Every line of the material that follows must be printed again exactly.
____ TASK INPUTS
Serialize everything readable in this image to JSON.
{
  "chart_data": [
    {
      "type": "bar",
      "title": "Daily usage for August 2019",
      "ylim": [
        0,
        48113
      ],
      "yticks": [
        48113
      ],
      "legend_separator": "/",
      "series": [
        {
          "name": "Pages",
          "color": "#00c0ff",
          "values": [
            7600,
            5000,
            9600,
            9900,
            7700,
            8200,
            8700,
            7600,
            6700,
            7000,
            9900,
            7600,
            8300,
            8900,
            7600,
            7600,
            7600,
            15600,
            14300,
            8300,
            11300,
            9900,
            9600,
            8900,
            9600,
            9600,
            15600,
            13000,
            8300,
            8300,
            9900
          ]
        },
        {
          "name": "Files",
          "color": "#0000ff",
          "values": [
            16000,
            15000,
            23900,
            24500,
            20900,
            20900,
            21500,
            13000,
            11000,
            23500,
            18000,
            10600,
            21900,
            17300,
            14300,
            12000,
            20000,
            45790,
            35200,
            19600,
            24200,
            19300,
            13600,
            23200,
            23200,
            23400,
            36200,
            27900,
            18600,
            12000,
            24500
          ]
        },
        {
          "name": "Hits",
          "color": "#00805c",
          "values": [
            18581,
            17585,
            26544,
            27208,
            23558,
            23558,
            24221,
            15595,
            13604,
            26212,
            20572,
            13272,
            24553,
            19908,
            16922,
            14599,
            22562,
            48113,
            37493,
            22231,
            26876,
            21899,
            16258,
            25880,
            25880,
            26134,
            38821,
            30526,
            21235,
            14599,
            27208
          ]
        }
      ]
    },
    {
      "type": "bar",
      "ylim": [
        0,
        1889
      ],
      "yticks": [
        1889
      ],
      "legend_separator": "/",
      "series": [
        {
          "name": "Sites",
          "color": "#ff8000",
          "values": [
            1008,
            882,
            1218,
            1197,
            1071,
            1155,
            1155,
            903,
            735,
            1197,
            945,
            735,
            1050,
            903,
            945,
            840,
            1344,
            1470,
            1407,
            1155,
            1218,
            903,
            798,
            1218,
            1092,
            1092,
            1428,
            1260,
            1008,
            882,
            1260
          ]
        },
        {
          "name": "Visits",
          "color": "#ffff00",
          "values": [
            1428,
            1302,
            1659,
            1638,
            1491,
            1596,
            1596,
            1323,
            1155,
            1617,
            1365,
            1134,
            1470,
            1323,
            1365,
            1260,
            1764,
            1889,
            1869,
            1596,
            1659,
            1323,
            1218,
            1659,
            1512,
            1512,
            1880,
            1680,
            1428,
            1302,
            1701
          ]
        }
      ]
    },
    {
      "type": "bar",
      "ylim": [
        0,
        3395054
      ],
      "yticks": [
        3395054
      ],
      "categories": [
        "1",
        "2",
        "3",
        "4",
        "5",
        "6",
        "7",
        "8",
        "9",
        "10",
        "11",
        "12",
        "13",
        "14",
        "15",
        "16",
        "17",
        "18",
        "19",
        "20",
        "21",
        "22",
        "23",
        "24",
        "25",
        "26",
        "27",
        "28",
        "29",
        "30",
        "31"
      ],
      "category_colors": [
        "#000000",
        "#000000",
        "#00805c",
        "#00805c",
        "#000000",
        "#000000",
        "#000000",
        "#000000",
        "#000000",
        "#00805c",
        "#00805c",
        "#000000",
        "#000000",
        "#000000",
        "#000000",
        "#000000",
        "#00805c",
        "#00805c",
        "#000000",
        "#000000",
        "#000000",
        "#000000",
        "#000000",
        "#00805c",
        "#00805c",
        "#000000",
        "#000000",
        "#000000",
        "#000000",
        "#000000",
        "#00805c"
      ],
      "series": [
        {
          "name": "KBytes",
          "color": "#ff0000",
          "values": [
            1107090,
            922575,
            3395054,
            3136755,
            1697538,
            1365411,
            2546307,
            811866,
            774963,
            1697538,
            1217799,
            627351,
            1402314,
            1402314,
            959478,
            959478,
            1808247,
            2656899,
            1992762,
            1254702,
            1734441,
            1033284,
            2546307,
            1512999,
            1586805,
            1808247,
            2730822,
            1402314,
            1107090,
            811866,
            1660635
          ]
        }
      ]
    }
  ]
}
________
▶ _FULL OUTPUT_
Serialize everything readable in this image to JSON.
{
  "chart_data": [
    {
      "type": "bar",
      "title": "Daily usage for August 2019",
      "ylim": [
        0,
        48113
      ],
      "yticks": [
        48113
      ],
      "legend_separator": "/",
      "series": [
        {
          "name": "Pages",
          "color": "#00c0ff",
          "values": [
            7600,
            5000,
            9600,
            9900,
            7700,
            8200,
            8700,
            7600,
            6700,
            7000,
            9900,
            7600,
            8300,
            8900,
            7600,
            7600,
            7600,
            15600,
            14300,
            8300,
            11300,
            9900,
            9600,
            8900,
            9600,
            9600,
            15600,
            13000,
            8300,
            8300,
            9900
          ]
        },
        {
          "name": "Files",
          "color": "#0000ff",
          "values": [
            16000,
            15000,
            23900,
            24500,
            20900,
            20900,
            21500,
            13000,
            11000,
            23500,
            18000,
            10600,
            21900,
            17300,
            14300,
            12000,
            20000,
            45790,
            35200,
            19600,
            24200,
            19300,
            13600,
            23200,
            23200,
            23400,
            36200,
            27900,
            18600,
            12000,
            24500
          ]
        },
        {
          "name": "Hits",
          "color": "#00805c",
          "values": [
            18581,
            17585,
            26544,
            27208,
            23558,
            23558,
            24221,
            15595,
            13604,
            26212,
            20572,
            13272,
            24553,
            19908,
            16922,
            14599,
            22562,
            48113,
            37493,
            22231,
            26876,
            21899,
            16258,
            25880,
            25880,
            26134,
            38821,
            30526,
            21235,
            14599,
            27208
          ]
        }
      ]
    },
    {
      "type": "bar",
      "ylim": [
        0,
        1889
      ],
      "yticks": [
        1889
      ],
      "legend_separator": "/",
      "series": [
        {
          "name": "Sites",
          "color": "#ff8000",
          "values": [
            1008,
            882,
            1218,
            1197,
            1071,
            1155,
            1155,
            903,
            735,
            1197,
            945,
            735,
            1050,
            903,
            945,
            840,
            1344,
            1470,
            1407,
            1155,
            1218,
            903,
            798,
            1218,
            1092,
            1092,
            1428,
            1260,
            1008,
            882,
            1260
          ]
        },
        {
          "name": "Visits",
          "color": "#ffff00",
          "values": [
            1428,
            1302,
            1659,
            1638,
            1491,
            1596,
            1596,
            1323,
            1155,
            1617,
            1365,
            1134,
            1470,
            1323,
            1365,
            1260,
            1764,
            1889,
            1869,
            1596,
            1659,
            1323,
            1218,
            1659,
            1512,
            1512,
            1880,
            1680,
            1428,
            1302,
            1701
          ]
        }
      ]
    },
    {
      "type": "bar",
      "ylim": [
        0,
        3395054
      ],
      "yticks": [
        3395054
      ],
      "categories": [
        "1",
        "2",
        "3",
        "4",
        "5",
        "6",
        "7",
        "8",
        "9",
        "10",
        "11",
        "12",
        "13",
        "14",
        "15",
        "16",
        "17",
        "18",
        "19",
        "20",
        "21",
        "22",
        "23",
        "24",
        "25",
        "26",
        "27",
        "28",
        "29",
        "30",
        "31"
      ],
      "category_colors": [
        "#000000",
        "#000000",
        "#00805c",
        "#00805c",
        "#000000",
        "#000000",
        "#000000",
        "#000000",
        "#000000",
        "#00805c",
        "#00805c",
        "#000000",
        "#000000",
        "#000000",
        "#000000",
        "#000000",
        "#00805c",
        "#00805c",
        "#000000",
        "#000000",
        "#000000",
        "#000000",
        "#000000",
        "#00805c",
        "#00805c",
        "#000000",
        "#000000",
        "#000000",
        "#000000",
        "#000000",
        "#00805c"
      ],
      "series": [
        {
          "name": "KBytes",
          "color": "#ff0000",
          "values": [
            1107090,
            922575,
            3395054,
            3136755,
            1697538,
            1365411,
            2546307,
            811866,
            774963,
            1697538,
            1217799,
            627351,
            1402314,
            1402314,
            959478,
            959478,
            1808247,
            2656899,
            1992762,
            1254702,
            1734441,
            1033284,
            2546307,
            1512999,
            1586805,
            1808247,
            2730822,
            1402314,
            1107090,
            811866,
            1660635
          ]
        }
      ]
    }
  ]
}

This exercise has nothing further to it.